Segment Start: Provided records
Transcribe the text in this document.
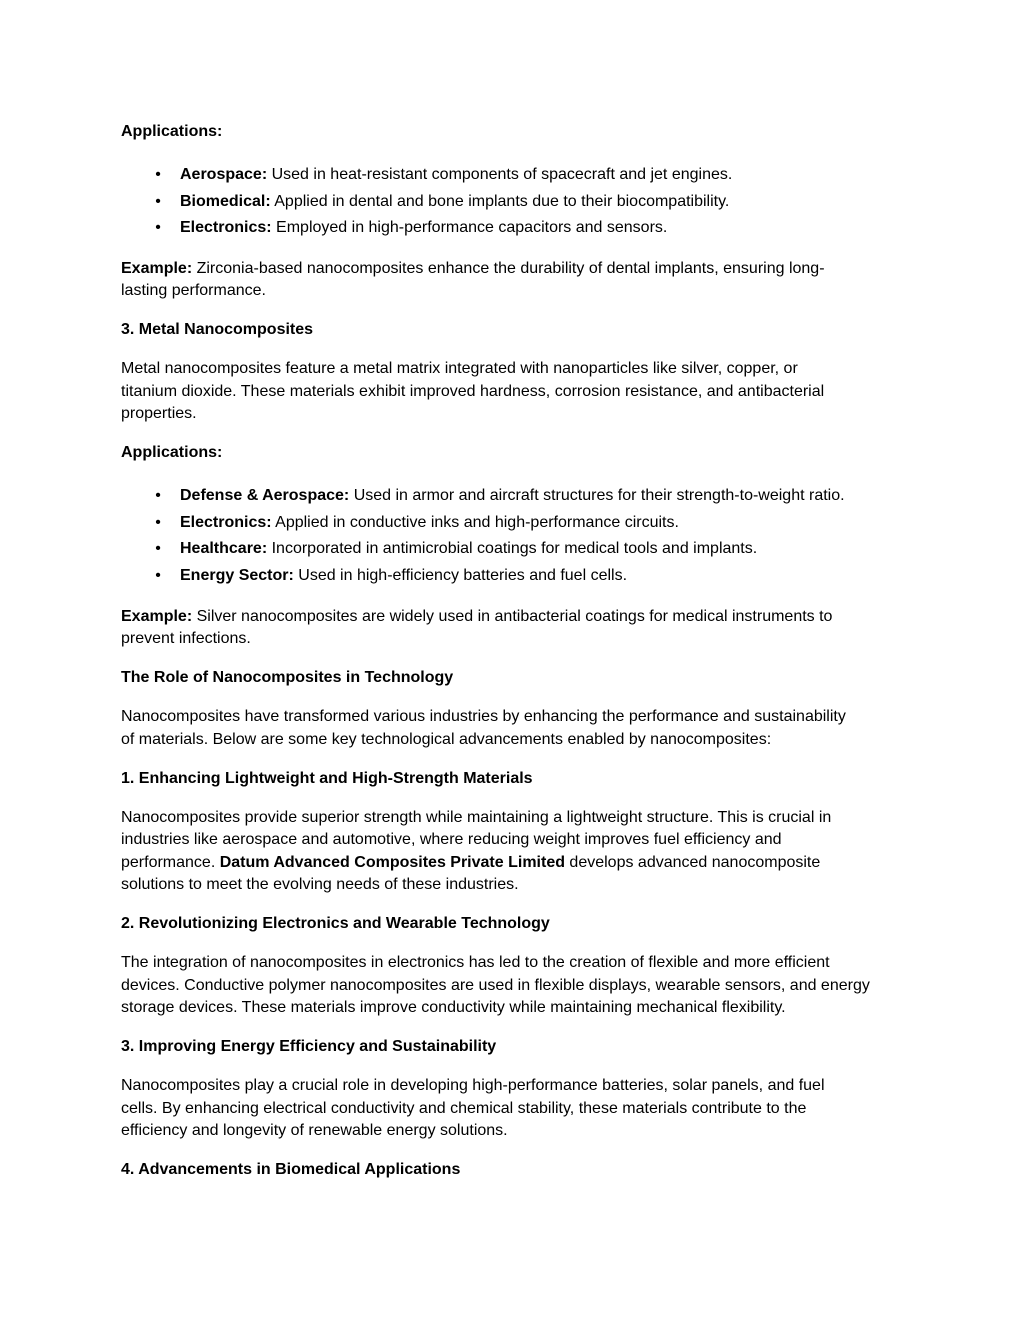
Applications:

• Aerospace: Used in heat-resistant components of spacecraft and jet engines.
• Biomedical: Applied in dental and bone implants due to their biocompatibility.
• Electronics: Employed in high-performance capacitors and sensors.

Example: Zirconia-based nanocomposites enhance the durability of dental implants, ensuring long-
lasting performance.

3. Metal Nanocomposites

Metal nanocomposites feature a metal matrix integrated with nanoparticles like silver, copper, or
titanium dioxide. These materials exhibit improved hardness, corrosion resistance, and antibacterial
properties.

Applications:

• Defense & Aerospace: Used in armor and aircraft structures for their strength-to-weight ratio.
• Electronics: Applied in conductive inks and high-performance circuits.
• Healthcare: Incorporated in antimicrobial coatings for medical tools and implants.
• Energy Sector: Used in high-efficiency batteries and fuel cells.

Example: Silver nanocomposites are widely used in antibacterial coatings for medical instruments to
prevent infections.

The Role of Nanocomposites in Technology

Nanocomposites have transformed various industries by enhancing the performance and sustainability
of materials. Below are some key technological advancements enabled by nanocomposites:

1. Enhancing Lightweight and High-Strength Materials

Nanocomposites provide superior strength while maintaining a lightweight structure. This is crucial in
industries like aerospace and automotive, where reducing weight improves fuel efficiency and
performance. Datum Advanced Composites Private Limited develops advanced nanocomposite
solutions to meet the evolving needs of these industries.

2. Revolutionizing Electronics and Wearable Technology

The integration of nanocomposites in electronics has led to the creation of flexible and more efficient
devices. Conductive polymer nanocomposites are used in flexible displays, wearable sensors, and energy
storage devices. These materials improve conductivity while maintaining mechanical flexibility.

3. Improving Energy Efficiency and Sustainability

Nanocomposites play a crucial role in developing high-performance batteries, solar panels, and fuel
cells. By enhancing electrical conductivity and chemical stability, these materials contribute to the
efficiency and longevity of renewable energy solutions.

4. Advancements in Biomedical Applications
Segment End: Provided records
Lines above that have "industries": copy each of them.

Nanocomposites have transformed various industries by enhancing the performance and sustainability
industries like aerospace and automotive, where reducing weight improves fuel efficiency and
solutions to meet the evolving needs of these industries.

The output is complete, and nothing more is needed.